- _TEXT SECTION_
The cable-stayed bridge has an overall length of 936 m between Azapkapı (Beyoğlu) and Unkapanı/Küçükpazarı (Fatih), and a span of 460 m over water. The longest span between the two towers is 180 m. It is flanked by viaducts on both sides which connect the bridge with the metro tunnels on each side of the Golden Horn. Nine cables are connected to each side of the two towers in harp-design starting at a height of 47 m. To reinforce the soft bedrock, dozens of steel pipe piles with diameters of 1800 mm and 2500 mm, supplied from Europe, were driven more than 30 m deep into the ground using a hydraulic hammer. The two steel supporting towers are 65 m high, Each rests on a nine-pile group while for the side supports four- or five-pile groups were built.

The 12.6 m bridge carries two railway tracks between two 4.4 m sidewalks at a height of 13 m above sea level. The deck is a 4.45 m box girder.

- _EXCERPTED RECORDS_
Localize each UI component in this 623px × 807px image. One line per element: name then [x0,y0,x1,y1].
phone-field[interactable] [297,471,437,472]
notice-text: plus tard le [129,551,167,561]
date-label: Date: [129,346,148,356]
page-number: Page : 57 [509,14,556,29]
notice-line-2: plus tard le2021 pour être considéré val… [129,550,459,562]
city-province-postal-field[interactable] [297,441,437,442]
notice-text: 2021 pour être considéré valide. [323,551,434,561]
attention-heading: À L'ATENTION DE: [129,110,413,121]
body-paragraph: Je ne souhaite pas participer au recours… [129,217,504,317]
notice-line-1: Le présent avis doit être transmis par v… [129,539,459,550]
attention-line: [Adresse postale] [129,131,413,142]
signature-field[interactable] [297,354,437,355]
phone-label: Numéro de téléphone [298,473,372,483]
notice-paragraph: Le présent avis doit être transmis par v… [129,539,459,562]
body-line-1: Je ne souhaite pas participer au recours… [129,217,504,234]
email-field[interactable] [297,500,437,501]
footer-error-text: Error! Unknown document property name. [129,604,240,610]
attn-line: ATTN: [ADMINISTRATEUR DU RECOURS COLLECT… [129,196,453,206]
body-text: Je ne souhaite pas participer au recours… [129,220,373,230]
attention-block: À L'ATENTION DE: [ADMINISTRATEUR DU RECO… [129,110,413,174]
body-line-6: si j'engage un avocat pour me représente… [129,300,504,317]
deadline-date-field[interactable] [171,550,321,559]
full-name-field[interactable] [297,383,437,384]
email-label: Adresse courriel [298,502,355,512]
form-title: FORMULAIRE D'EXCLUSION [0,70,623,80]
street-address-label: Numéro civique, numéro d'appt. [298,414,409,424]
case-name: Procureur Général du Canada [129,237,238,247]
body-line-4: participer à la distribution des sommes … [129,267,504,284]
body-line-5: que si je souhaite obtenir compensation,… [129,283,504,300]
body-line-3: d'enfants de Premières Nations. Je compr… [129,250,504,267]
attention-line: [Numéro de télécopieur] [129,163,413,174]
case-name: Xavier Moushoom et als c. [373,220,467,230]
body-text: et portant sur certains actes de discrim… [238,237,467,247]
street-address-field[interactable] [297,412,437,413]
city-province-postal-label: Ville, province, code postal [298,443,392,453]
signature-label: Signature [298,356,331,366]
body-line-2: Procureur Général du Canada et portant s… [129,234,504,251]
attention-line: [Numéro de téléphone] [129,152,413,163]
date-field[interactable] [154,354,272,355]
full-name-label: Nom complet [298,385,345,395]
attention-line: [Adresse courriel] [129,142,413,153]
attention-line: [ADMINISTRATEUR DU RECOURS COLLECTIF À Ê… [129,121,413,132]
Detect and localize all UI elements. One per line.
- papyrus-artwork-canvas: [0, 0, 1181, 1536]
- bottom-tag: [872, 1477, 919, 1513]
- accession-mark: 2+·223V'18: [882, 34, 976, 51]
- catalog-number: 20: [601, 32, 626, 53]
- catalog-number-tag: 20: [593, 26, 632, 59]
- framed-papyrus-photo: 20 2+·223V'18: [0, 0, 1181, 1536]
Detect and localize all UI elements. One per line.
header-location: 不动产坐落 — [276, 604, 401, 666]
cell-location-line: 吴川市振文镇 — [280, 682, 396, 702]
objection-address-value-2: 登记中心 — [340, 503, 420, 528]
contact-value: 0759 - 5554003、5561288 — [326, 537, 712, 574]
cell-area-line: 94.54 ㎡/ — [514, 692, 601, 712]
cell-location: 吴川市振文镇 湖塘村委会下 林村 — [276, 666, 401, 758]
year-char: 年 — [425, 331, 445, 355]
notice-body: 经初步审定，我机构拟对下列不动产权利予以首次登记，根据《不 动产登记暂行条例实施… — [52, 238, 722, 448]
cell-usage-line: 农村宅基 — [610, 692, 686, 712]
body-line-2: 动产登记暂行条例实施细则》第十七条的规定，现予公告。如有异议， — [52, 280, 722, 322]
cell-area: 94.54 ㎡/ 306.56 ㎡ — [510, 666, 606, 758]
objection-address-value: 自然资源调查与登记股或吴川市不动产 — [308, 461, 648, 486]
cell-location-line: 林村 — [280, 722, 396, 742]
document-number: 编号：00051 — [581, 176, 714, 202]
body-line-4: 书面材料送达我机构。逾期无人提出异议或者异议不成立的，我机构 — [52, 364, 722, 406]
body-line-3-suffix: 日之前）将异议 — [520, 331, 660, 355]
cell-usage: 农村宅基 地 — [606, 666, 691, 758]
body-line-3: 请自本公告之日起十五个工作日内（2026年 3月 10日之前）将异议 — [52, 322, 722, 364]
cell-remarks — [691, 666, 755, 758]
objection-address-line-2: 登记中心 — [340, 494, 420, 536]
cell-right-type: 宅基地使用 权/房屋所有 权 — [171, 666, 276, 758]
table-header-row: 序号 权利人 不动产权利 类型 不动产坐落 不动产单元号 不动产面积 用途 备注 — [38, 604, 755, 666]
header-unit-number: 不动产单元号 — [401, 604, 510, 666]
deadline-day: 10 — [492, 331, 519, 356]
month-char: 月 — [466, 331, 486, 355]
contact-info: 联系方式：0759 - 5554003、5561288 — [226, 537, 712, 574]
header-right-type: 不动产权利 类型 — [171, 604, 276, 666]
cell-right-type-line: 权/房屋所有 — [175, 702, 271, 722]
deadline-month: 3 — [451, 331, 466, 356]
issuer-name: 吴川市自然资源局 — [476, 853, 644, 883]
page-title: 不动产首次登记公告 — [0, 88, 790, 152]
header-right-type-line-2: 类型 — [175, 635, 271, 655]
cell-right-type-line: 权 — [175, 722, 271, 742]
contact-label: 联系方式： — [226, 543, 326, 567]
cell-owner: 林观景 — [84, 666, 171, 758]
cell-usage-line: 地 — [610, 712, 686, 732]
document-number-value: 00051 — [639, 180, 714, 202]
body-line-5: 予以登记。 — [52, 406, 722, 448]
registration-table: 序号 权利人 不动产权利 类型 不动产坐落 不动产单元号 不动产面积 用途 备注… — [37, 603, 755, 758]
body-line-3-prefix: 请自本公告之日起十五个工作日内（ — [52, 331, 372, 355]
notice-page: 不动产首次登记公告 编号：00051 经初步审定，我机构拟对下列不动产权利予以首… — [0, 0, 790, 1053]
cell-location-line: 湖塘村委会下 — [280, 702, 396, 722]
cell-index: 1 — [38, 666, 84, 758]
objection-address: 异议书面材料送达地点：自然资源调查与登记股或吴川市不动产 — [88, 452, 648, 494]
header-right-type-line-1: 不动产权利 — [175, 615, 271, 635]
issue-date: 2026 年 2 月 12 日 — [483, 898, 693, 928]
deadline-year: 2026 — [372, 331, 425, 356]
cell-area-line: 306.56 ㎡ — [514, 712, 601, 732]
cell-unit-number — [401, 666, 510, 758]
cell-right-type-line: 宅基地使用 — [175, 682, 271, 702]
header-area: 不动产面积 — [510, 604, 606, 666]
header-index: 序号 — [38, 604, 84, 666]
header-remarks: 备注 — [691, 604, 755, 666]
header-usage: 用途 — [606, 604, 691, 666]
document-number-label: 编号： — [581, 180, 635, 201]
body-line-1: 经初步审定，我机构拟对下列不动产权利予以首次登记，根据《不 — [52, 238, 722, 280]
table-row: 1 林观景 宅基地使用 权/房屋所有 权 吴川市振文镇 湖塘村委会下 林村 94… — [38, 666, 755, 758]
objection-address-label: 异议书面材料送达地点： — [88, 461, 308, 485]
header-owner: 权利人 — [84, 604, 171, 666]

- _ASSIGNED TASK 1_
According to the bridge description, how high are the two steel supporting towers?
- _ASSIGNED TASK 2_
From the bridge description, extract the part that opens with the words containing "The cable-stayed bridge" and closes with "groups were built.".
The records aren't needed for any of this.

- _RESPONSE 1_
65 m

- _RESPONSE 2_
The cable-stayed bridge has an overall length of 936 m between Azapkapı (Beyoğlu) and Unkapanı/Küçükpazarı (Fatih), and a span of 460 m over water. The longest span between the two towers is 180 m. It is flanked by viaducts on both sides which connect the bridge with the metro tunnels on each side of the Golden Horn. Nine cables are connected to each side of the two towers in harp-design starting at a height of 47 m. To reinforce the soft bedrock, dozens of steel pipe piles with diameters of 1800 mm and 2500 mm, supplied from Europe, were driven more than 30 m deep into the ground using a hydraulic hammer. The two steel supporting towers are 65 m high, Each rests on a nine-pile group while for the side supports four- or five-pile groups were built.